### Element position data:
■ ■ ■
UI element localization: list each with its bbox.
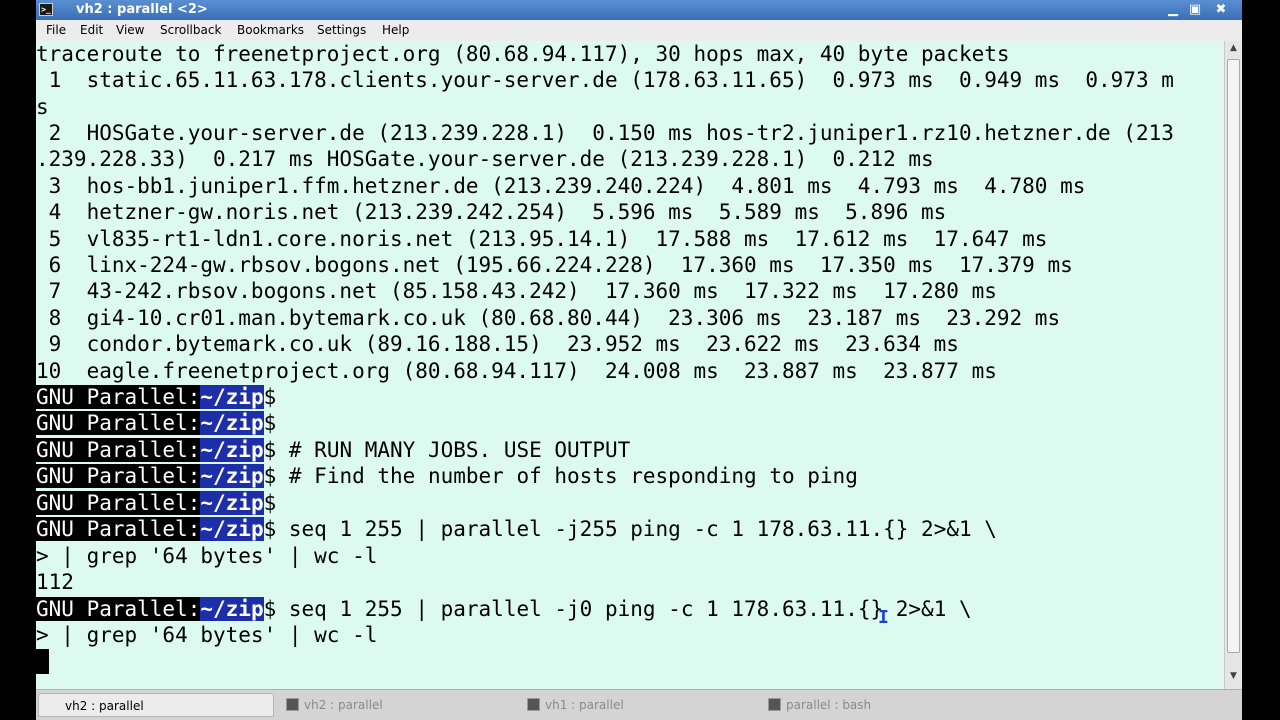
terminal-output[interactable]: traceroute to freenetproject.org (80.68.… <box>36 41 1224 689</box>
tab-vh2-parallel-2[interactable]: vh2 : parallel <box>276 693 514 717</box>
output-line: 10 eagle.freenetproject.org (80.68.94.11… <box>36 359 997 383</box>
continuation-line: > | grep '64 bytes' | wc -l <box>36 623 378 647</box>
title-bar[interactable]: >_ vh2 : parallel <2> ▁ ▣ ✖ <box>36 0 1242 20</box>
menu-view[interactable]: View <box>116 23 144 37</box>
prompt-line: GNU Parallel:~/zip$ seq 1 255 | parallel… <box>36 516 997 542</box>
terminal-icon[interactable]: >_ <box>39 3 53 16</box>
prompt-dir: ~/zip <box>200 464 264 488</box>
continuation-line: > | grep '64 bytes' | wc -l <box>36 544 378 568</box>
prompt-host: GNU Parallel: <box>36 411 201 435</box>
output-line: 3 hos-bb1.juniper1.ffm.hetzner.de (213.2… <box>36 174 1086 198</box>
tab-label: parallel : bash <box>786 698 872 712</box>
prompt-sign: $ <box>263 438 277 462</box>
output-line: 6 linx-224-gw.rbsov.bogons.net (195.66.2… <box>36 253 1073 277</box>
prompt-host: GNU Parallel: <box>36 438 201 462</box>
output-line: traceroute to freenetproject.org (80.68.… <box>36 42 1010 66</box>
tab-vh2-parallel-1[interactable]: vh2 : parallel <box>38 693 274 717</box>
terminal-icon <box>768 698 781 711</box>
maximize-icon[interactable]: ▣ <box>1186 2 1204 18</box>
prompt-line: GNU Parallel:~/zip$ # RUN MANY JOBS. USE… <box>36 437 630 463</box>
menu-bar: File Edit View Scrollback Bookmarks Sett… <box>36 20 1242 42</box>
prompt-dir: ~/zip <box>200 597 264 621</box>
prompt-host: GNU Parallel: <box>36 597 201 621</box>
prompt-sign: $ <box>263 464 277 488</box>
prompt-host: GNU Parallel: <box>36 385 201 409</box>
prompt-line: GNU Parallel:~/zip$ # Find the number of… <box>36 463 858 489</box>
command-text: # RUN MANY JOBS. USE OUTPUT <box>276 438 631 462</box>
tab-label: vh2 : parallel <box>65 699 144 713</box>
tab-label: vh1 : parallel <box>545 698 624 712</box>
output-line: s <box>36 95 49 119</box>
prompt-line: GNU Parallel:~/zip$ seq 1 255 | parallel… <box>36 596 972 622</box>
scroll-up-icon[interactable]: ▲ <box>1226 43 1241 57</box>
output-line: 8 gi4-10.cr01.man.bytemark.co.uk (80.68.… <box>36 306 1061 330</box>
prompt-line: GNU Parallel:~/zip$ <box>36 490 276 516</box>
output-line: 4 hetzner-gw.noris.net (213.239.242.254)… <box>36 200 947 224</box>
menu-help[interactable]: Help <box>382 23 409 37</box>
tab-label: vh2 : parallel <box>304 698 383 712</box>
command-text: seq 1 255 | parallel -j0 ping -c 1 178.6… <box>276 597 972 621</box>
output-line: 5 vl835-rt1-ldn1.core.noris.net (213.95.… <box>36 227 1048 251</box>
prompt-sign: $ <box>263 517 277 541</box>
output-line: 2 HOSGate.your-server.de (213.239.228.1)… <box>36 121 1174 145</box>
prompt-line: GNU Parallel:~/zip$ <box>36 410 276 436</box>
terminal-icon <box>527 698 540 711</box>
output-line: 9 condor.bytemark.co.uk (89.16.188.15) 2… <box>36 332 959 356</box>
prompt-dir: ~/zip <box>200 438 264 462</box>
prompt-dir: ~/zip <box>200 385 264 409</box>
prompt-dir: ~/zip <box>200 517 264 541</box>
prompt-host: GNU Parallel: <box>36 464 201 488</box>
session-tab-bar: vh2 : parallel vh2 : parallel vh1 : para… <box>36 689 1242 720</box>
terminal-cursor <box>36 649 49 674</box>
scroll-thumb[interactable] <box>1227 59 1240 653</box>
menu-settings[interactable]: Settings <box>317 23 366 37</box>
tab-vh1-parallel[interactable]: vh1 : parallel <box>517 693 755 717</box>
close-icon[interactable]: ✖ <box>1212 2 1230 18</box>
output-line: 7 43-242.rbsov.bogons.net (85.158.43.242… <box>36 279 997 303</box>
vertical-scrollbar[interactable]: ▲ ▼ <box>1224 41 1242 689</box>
■ ■ ■
### TASK DIRECTIONS:
Copy every item above word for word, leaving out the pictures.

### EXERCISE RESPONSE:
UI element localization: list each with its bbox.
terminal-output[interactable]: traceroute to freenetproject.org (80.68.… <box>36 41 1224 689</box>
tab-vh2-parallel-2[interactable]: vh2 : parallel <box>276 693 514 717</box>
output-line: 10 eagle.freenetproject.org (80.68.94.11… <box>36 359 997 383</box>
continuation-line: > | grep '64 bytes' | wc -l <box>36 623 378 647</box>
title-bar[interactable]: >_ vh2 : parallel <2> ▁ ▣ ✖ <box>36 0 1242 20</box>
menu-view[interactable]: View <box>116 23 144 37</box>
prompt-line: GNU Parallel:~/zip$ seq 1 255 | parallel… <box>36 516 997 542</box>
terminal-icon[interactable]: >_ <box>39 3 53 16</box>
prompt-dir: ~/zip <box>200 464 264 488</box>
continuation-line: > | grep '64 bytes' | wc -l <box>36 544 378 568</box>
prompt-host: GNU Parallel: <box>36 411 201 435</box>
output-line: 3 hos-bb1.juniper1.ffm.hetzner.de (213.2… <box>36 174 1086 198</box>
tab-label: parallel : bash <box>786 698 872 712</box>
prompt-sign: $ <box>263 438 277 462</box>
output-line: 6 linx-224-gw.rbsov.bogons.net (195.66.2… <box>36 253 1073 277</box>
prompt-host: GNU Parallel: <box>36 438 201 462</box>
output-line: traceroute to freenetproject.org (80.68.… <box>36 42 1010 66</box>
tab-vh2-parallel-1[interactable]: vh2 : parallel <box>38 693 274 717</box>
terminal-icon <box>768 698 781 711</box>
maximize-icon[interactable]: ▣ <box>1186 2 1204 18</box>
prompt-line: GNU Parallel:~/zip$ # RUN MANY JOBS. USE… <box>36 437 630 463</box>
menu-bar: File Edit View Scrollback Bookmarks Sett… <box>36 20 1242 42</box>
prompt-dir: ~/zip <box>200 597 264 621</box>
prompt-host: GNU Parallel: <box>36 597 201 621</box>
prompt-sign: $ <box>263 464 277 488</box>
prompt-host: GNU Parallel: <box>36 385 201 409</box>
prompt-line: GNU Parallel:~/zip$ # Find the number of… <box>36 463 858 489</box>
command-text: # RUN MANY JOBS. USE OUTPUT <box>276 438 631 462</box>
tab-label: vh2 : parallel <box>65 699 144 713</box>
tab-label: vh1 : parallel <box>545 698 624 712</box>
output-line: s <box>36 95 49 119</box>
prompt-line: GNU Parallel:~/zip$ seq 1 255 | parallel… <box>36 596 972 622</box>
scroll-up-icon[interactable]: ▲ <box>1226 43 1241 57</box>
output-line: 8 gi4-10.cr01.man.bytemark.co.uk (80.68.… <box>36 306 1061 330</box>
prompt-line: GNU Parallel:~/zip$ <box>36 490 276 516</box>
output-line: 4 hetzner-gw.noris.net (213.239.242.254)… <box>36 200 947 224</box>
menu-help[interactable]: Help <box>382 23 409 37</box>
tab-label: vh2 : parallel <box>304 698 383 712</box>
command-text: seq 1 255 | parallel -j0 ping -c 1 178.6… <box>276 597 972 621</box>
output-line: 5 vl835-rt1-ldn1.core.noris.net (213.95.… <box>36 227 1048 251</box>
prompt-sign: $ <box>263 517 277 541</box>
output-line: 2 HOSGate.your-server.de (213.239.228.1)… <box>36 121 1174 145</box>
prompt-line: GNU Parallel:~/zip$ <box>36 410 276 436</box>
terminal-icon <box>527 698 540 711</box>
output-line: 9 condor.bytemark.co.uk (89.16.188.15) 2… <box>36 332 959 356</box>
prompt-dir: ~/zip <box>200 438 264 462</box>
prompt-dir: ~/zip <box>200 385 264 409</box>
prompt-dir: ~/zip <box>200 517 264 541</box>
prompt-host: GNU Parallel: <box>36 464 201 488</box>
session-tab-bar: vh2 : parallel vh2 : parallel vh1 : para… <box>36 689 1242 720</box>
terminal-cursor <box>36 649 49 674</box>
scroll-thumb[interactable] <box>1227 59 1240 653</box>
menu-settings[interactable]: Settings <box>317 23 366 37</box>
tab-vh1-parallel[interactable]: vh1 : parallel <box>517 693 755 717</box>
close-icon[interactable]: ✖ <box>1212 2 1230 18</box>
output-line: 7 43-242.rbsov.bogons.net (85.158.43.242… <box>36 279 997 303</box>
vertical-scrollbar[interactable]: ▲ ▼ <box>1224 41 1242 689</box>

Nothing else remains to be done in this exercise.